_Source material:_
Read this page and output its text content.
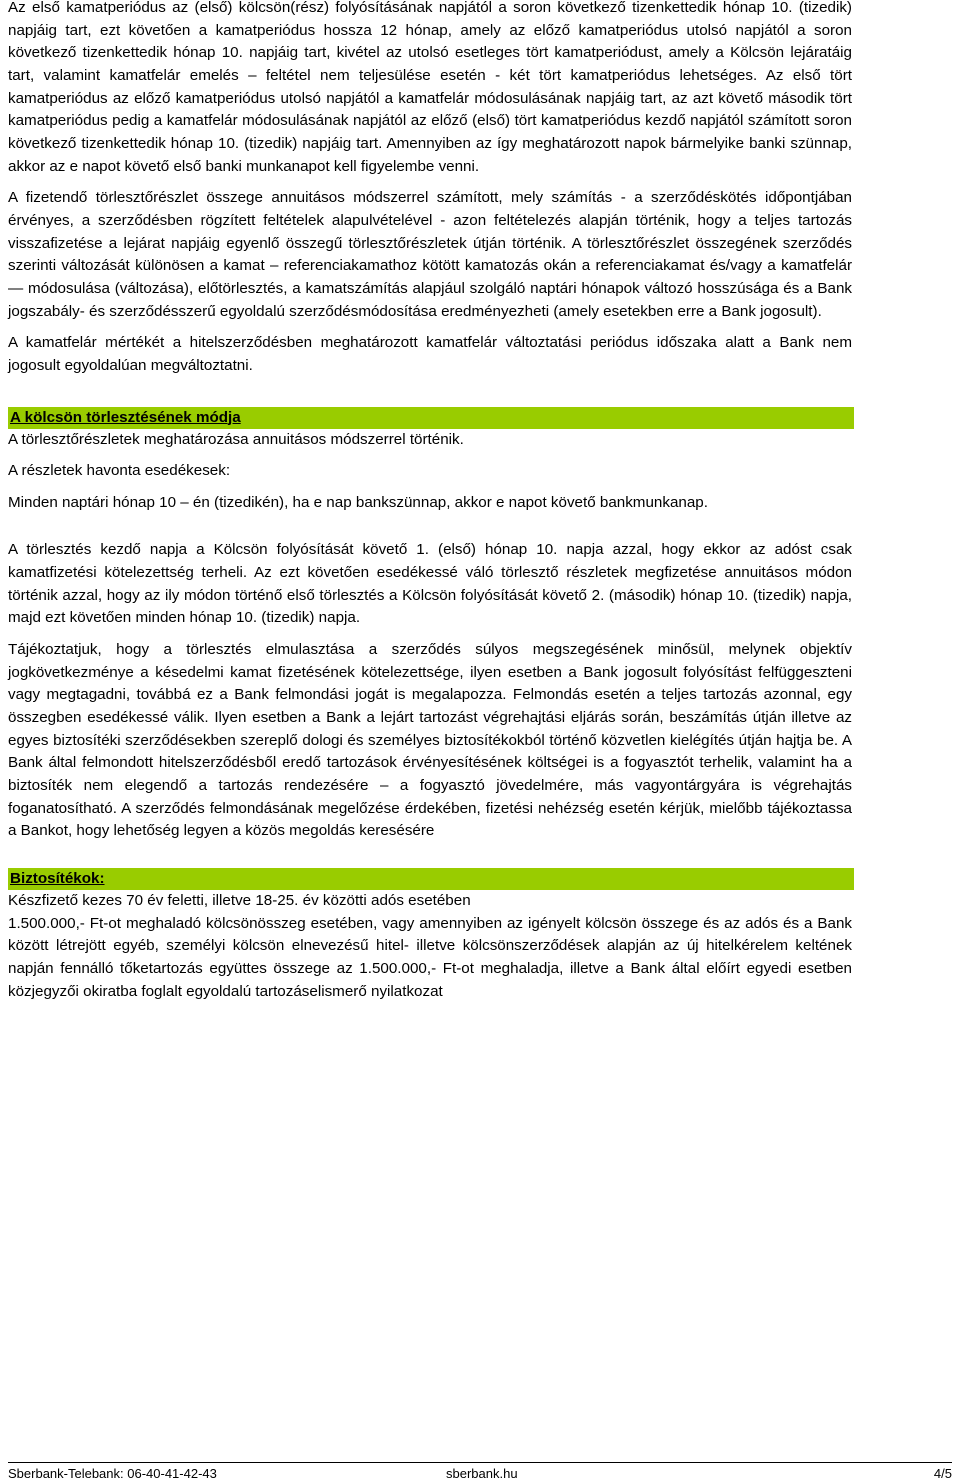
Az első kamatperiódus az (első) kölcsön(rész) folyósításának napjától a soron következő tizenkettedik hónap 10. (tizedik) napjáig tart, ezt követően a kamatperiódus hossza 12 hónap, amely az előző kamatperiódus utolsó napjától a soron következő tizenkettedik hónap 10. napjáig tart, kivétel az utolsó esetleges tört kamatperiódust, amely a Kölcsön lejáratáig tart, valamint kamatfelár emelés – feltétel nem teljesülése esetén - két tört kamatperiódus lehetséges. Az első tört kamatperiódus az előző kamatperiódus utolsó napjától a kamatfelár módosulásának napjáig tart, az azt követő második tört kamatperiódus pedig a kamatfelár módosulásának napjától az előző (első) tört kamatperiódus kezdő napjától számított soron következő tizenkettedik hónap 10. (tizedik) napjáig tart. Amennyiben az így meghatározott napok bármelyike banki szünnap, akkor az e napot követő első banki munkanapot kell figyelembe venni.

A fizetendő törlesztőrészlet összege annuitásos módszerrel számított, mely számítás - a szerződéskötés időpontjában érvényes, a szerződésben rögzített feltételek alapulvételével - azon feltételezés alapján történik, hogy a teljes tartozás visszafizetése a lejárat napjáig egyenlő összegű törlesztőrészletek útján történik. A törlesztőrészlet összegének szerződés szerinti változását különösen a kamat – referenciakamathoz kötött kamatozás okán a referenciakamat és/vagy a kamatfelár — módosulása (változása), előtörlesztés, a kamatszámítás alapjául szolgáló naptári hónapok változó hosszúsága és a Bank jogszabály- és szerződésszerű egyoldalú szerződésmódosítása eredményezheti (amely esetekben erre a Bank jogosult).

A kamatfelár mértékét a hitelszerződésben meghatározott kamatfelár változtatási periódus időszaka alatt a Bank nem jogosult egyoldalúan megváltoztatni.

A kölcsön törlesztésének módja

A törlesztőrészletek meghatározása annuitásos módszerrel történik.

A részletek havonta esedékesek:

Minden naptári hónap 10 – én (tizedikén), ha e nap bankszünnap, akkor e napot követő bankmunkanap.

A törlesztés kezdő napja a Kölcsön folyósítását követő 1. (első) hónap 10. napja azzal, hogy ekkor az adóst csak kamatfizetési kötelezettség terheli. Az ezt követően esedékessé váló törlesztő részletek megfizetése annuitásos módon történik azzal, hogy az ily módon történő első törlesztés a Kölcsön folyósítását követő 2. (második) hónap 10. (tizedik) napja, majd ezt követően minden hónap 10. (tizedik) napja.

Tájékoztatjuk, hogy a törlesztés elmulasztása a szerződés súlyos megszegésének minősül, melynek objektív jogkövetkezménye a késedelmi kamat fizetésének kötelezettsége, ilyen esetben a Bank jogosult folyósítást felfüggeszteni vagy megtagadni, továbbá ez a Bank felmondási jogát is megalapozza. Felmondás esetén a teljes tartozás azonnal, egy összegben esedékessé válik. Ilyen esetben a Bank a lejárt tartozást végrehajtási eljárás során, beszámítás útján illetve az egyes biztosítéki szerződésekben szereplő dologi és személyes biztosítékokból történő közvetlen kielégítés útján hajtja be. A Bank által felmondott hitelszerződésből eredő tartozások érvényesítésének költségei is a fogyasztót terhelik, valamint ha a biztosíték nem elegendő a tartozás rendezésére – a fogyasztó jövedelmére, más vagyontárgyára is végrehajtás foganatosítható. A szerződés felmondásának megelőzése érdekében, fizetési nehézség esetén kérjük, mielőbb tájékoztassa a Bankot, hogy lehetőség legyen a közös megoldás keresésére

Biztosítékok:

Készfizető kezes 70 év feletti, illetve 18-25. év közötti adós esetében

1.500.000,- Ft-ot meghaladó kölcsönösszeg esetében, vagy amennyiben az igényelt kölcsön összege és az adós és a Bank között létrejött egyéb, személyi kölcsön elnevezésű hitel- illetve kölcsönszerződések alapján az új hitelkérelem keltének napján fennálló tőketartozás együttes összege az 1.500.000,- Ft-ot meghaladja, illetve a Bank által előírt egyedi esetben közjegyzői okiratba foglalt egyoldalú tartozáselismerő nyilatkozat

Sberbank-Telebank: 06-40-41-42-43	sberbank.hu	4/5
---
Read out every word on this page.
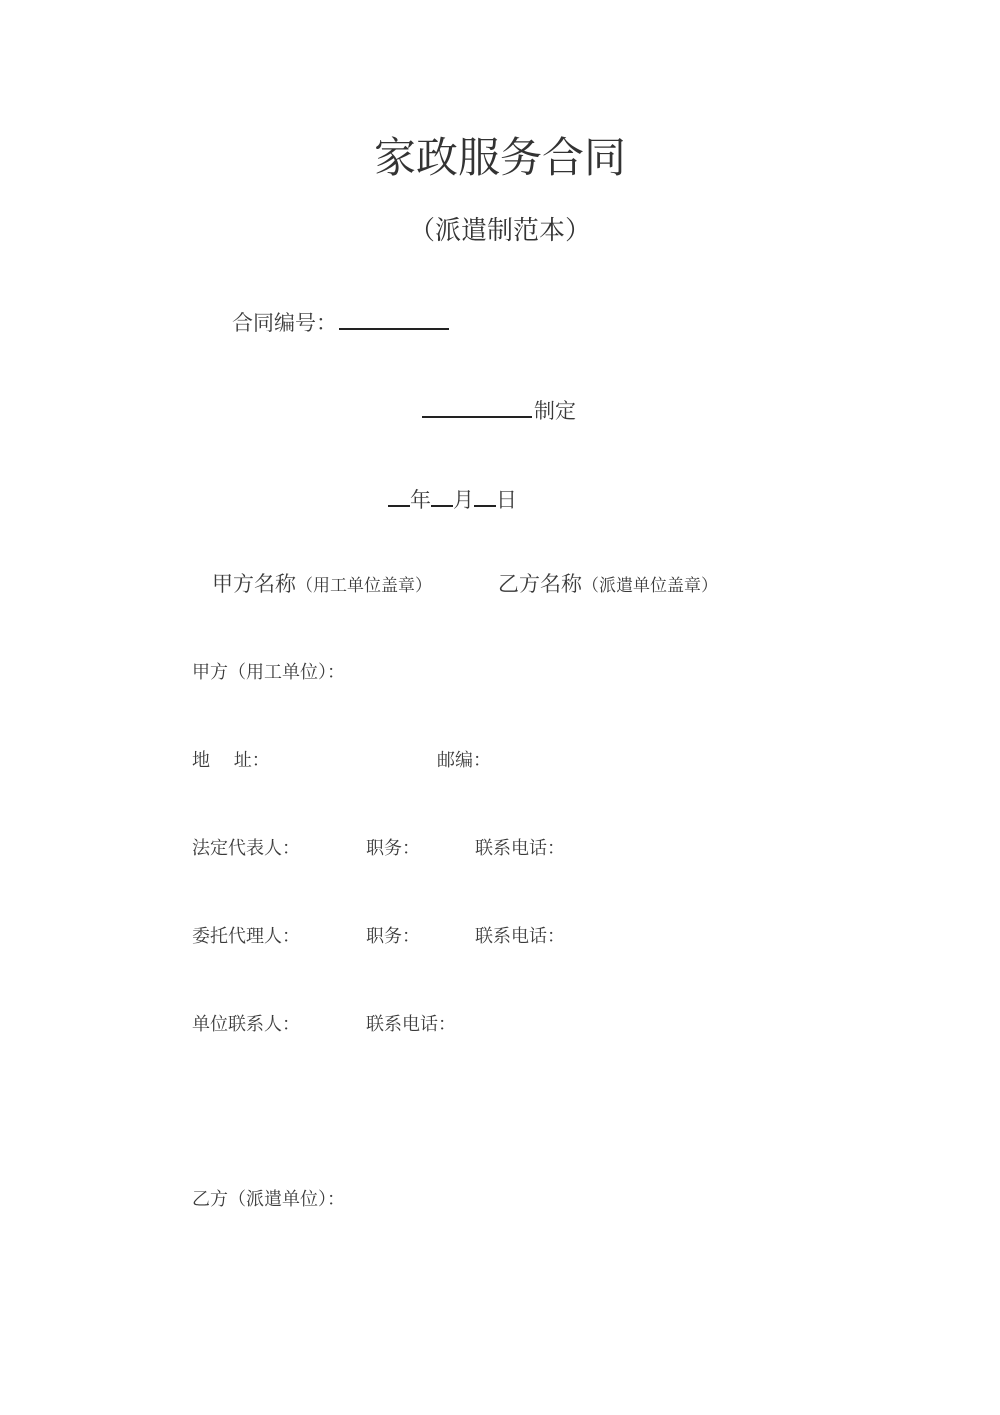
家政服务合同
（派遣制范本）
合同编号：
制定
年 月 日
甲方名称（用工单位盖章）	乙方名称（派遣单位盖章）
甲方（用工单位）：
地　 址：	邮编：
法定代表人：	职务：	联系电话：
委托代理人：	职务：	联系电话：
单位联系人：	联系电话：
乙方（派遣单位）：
---
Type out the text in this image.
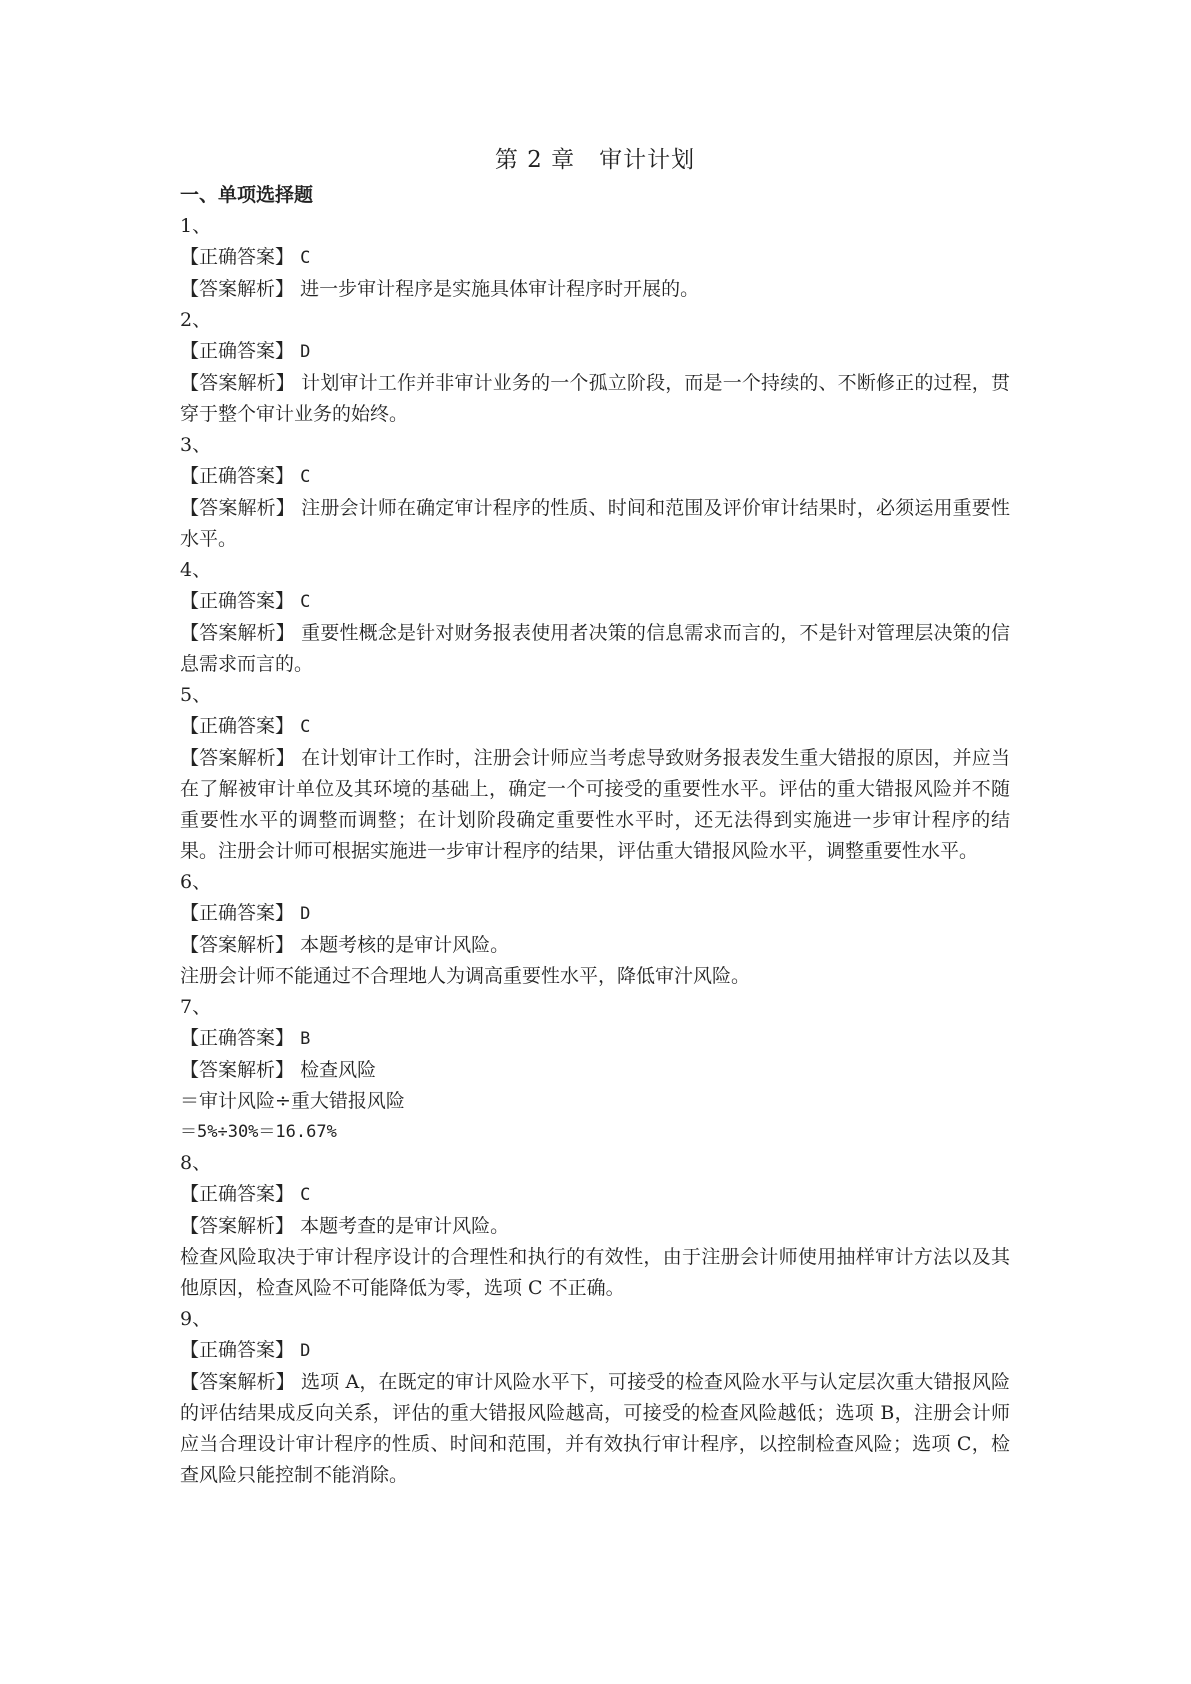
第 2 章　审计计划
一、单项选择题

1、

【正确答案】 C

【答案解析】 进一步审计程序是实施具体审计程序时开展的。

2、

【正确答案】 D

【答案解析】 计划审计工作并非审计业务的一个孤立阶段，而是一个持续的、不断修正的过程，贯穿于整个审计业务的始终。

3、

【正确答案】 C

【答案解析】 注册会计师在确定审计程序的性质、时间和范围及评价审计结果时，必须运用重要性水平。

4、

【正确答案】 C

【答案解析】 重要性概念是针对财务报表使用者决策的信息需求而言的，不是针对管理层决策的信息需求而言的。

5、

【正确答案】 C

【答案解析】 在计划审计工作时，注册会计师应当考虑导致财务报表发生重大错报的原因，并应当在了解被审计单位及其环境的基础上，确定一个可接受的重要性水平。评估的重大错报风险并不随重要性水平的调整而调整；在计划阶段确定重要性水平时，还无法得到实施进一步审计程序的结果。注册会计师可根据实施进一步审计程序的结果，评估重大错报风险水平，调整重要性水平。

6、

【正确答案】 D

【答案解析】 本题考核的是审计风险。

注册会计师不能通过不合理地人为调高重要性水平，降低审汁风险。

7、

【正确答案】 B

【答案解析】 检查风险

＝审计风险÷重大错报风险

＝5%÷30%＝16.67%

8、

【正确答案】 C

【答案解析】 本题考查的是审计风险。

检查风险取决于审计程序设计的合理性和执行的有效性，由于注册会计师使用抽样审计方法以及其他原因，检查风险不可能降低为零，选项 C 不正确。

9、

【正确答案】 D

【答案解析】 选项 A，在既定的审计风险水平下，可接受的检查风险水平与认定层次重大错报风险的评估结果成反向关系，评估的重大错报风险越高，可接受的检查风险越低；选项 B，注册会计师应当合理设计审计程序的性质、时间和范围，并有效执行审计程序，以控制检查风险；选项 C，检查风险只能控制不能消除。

_Written task:_
Return each line of the listing that holds the string "text".

_Solution for this exercise:_
Read this page and output its text content.
Type out the text in this image.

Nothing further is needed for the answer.